Given request: Extract all of the entries and give them again, word for word.

Saved entries:
----------
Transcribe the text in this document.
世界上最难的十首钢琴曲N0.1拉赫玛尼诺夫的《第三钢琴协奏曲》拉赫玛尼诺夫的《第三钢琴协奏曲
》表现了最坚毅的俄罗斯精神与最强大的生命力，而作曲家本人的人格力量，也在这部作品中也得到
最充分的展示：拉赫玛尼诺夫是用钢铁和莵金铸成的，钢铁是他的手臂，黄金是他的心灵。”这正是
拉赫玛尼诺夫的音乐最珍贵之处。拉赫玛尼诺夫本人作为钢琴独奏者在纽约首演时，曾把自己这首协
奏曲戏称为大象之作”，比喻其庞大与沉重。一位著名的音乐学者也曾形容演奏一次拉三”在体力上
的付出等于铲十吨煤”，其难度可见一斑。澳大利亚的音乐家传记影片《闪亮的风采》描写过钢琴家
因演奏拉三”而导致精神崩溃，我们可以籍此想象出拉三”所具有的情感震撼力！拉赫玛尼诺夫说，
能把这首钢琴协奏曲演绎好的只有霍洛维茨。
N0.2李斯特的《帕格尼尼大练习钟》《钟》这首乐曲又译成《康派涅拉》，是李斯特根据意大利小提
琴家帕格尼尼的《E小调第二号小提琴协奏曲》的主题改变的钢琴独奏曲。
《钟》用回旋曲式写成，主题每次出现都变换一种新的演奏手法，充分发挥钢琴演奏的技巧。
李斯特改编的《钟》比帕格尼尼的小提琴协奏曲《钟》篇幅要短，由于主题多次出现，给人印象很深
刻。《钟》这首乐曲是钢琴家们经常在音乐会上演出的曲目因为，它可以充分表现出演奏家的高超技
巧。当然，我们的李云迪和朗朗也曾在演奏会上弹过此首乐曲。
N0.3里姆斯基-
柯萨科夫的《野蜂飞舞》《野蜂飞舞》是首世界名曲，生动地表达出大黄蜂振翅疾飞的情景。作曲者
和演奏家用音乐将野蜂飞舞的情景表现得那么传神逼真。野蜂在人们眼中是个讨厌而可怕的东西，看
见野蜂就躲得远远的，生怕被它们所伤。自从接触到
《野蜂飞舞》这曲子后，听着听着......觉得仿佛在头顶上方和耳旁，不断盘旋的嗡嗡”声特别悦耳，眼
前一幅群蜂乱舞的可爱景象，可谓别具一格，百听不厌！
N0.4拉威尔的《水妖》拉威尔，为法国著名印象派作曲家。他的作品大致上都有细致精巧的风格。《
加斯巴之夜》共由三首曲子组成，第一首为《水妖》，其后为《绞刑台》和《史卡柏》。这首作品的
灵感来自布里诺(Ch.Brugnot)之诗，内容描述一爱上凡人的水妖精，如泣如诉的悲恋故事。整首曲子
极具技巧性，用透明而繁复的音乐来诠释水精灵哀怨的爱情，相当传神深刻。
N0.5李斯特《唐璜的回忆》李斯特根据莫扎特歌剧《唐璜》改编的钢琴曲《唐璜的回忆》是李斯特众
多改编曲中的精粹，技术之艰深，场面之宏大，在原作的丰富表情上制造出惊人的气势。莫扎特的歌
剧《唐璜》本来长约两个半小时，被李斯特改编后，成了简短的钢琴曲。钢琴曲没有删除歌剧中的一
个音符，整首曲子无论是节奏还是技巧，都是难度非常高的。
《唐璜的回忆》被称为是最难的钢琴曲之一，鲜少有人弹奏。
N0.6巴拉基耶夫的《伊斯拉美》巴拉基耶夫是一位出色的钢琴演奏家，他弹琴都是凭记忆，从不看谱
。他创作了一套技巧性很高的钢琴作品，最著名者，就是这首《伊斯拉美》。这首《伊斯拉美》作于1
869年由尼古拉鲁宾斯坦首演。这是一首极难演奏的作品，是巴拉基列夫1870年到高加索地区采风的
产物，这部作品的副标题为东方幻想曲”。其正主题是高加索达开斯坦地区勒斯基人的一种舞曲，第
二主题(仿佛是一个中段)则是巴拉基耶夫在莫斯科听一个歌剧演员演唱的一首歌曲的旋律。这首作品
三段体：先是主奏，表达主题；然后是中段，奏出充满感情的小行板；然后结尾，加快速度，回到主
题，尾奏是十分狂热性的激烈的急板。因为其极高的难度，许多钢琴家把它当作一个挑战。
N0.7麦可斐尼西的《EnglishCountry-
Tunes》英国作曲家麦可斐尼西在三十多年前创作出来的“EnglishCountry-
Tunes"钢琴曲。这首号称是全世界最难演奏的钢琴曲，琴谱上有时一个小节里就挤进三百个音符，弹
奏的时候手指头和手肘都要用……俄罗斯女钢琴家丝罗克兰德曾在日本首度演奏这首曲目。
----------
Exercise result:
Transcribe the text in this document.
世界上最难的十首钢琴曲N0.1拉赫玛尼诺夫的《第三钢琴协奏曲》拉赫玛尼诺夫的《第三钢琴协奏曲
》表现了最坚毅的俄罗斯精神与最强大的生命力，而作曲家本人的人格力量，也在这部作品中也得到
最充分的展示：拉赫玛尼诺夫是用钢铁和莵金铸成的，钢铁是他的手臂，黄金是他的心灵。”这正是
拉赫玛尼诺夫的音乐最珍贵之处。拉赫玛尼诺夫本人作为钢琴独奏者在纽约首演时，曾把自己这首协
奏曲戏称为大象之作”，比喻其庞大与沉重。一位著名的音乐学者也曾形容演奏一次拉三”在体力上
的付出等于铲十吨煤”，其难度可见一斑。澳大利亚的音乐家传记影片《闪亮的风采》描写过钢琴家
因演奏拉三”而导致精神崩溃，我们可以籍此想象出拉三”所具有的情感震撼力！拉赫玛尼诺夫说，
能把这首钢琴协奏曲演绎好的只有霍洛维茨。
N0.2李斯特的《帕格尼尼大练习钟》《钟》这首乐曲又译成《康派涅拉》，是李斯特根据意大利小提
琴家帕格尼尼的《E小调第二号小提琴协奏曲》的主题改变的钢琴独奏曲。
《钟》用回旋曲式写成，主题每次出现都变换一种新的演奏手法，充分发挥钢琴演奏的技巧。
李斯特改编的《钟》比帕格尼尼的小提琴协奏曲《钟》篇幅要短，由于主题多次出现，给人印象很深
刻。《钟》这首乐曲是钢琴家们经常在音乐会上演出的曲目因为，它可以充分表现出演奏家的高超技
巧。当然，我们的李云迪和朗朗也曾在演奏会上弹过此首乐曲。
N0.3里姆斯基-
柯萨科夫的《野蜂飞舞》《野蜂飞舞》是首世界名曲，生动地表达出大黄蜂振翅疾飞的情景。作曲者
和演奏家用音乐将野蜂飞舞的情景表现得那么传神逼真。野蜂在人们眼中是个讨厌而可怕的东西，看
见野蜂就躲得远远的，生怕被它们所伤。自从接触到
《野蜂飞舞》这曲子后，听着听着......觉得仿佛在头顶上方和耳旁，不断盘旋的嗡嗡”声特别悦耳，眼
前一幅群蜂乱舞的可爱景象，可谓别具一格，百听不厌！
N0.4拉威尔的《水妖》拉威尔，为法国著名印象派作曲家。他的作品大致上都有细致精巧的风格。《
加斯巴之夜》共由三首曲子组成，第一首为《水妖》，其后为《绞刑台》和《史卡柏》。这首作品的
灵感来自布里诺(Ch.Brugnot)之诗，内容描述一爱上凡人的水妖精，如泣如诉的悲恋故事。整首曲子
极具技巧性，用透明而繁复的音乐来诠释水精灵哀怨的爱情，相当传神深刻。
N0.5李斯特《唐璜的回忆》李斯特根据莫扎特歌剧《唐璜》改编的钢琴曲《唐璜的回忆》是李斯特众
多改编曲中的精粹，技术之艰深，场面之宏大，在原作的丰富表情上制造出惊人的气势。莫扎特的歌
剧《唐璜》本来长约两个半小时，被李斯特改编后，成了简短的钢琴曲。钢琴曲没有删除歌剧中的一
个音符，整首曲子无论是节奏还是技巧，都是难度非常高的。
《唐璜的回忆》被称为是最难的钢琴曲之一，鲜少有人弹奏。
N0.6巴拉基耶夫的《伊斯拉美》巴拉基耶夫是一位出色的钢琴演奏家，他弹琴都是凭记忆，从不看谱
。他创作了一套技巧性很高的钢琴作品，最著名者，就是这首《伊斯拉美》。这首《伊斯拉美》作于1
869年由尼古拉鲁宾斯坦首演。这是一首极难演奏的作品，是巴拉基列夫1870年到高加索地区采风的
产物，这部作品的副标题为东方幻想曲”。其正主题是高加索达开斯坦地区勒斯基人的一种舞曲，第
二主题(仿佛是一个中段)则是巴拉基耶夫在莫斯科听一个歌剧演员演唱的一首歌曲的旋律。这首作品
三段体：先是主奏，表达主题；然后是中段，奏出充满感情的小行板；然后结尾，加快速度，回到主
题，尾奏是十分狂热性的激烈的急板。因为其极高的难度，许多钢琴家把它当作一个挑战。
N0.7麦可斐尼西的《EnglishCountry-
Tunes》英国作曲家麦可斐尼西在三十多年前创作出来的“EnglishCountry-
Tunes"钢琴曲。这首号称是全世界最难演奏的钢琴曲，琴谱上有时一个小节里就挤进三百个音符，弹
奏的时候手指头和手肘都要用……俄罗斯女钢琴家丝罗克兰德曾在日本首度演奏这首曲目。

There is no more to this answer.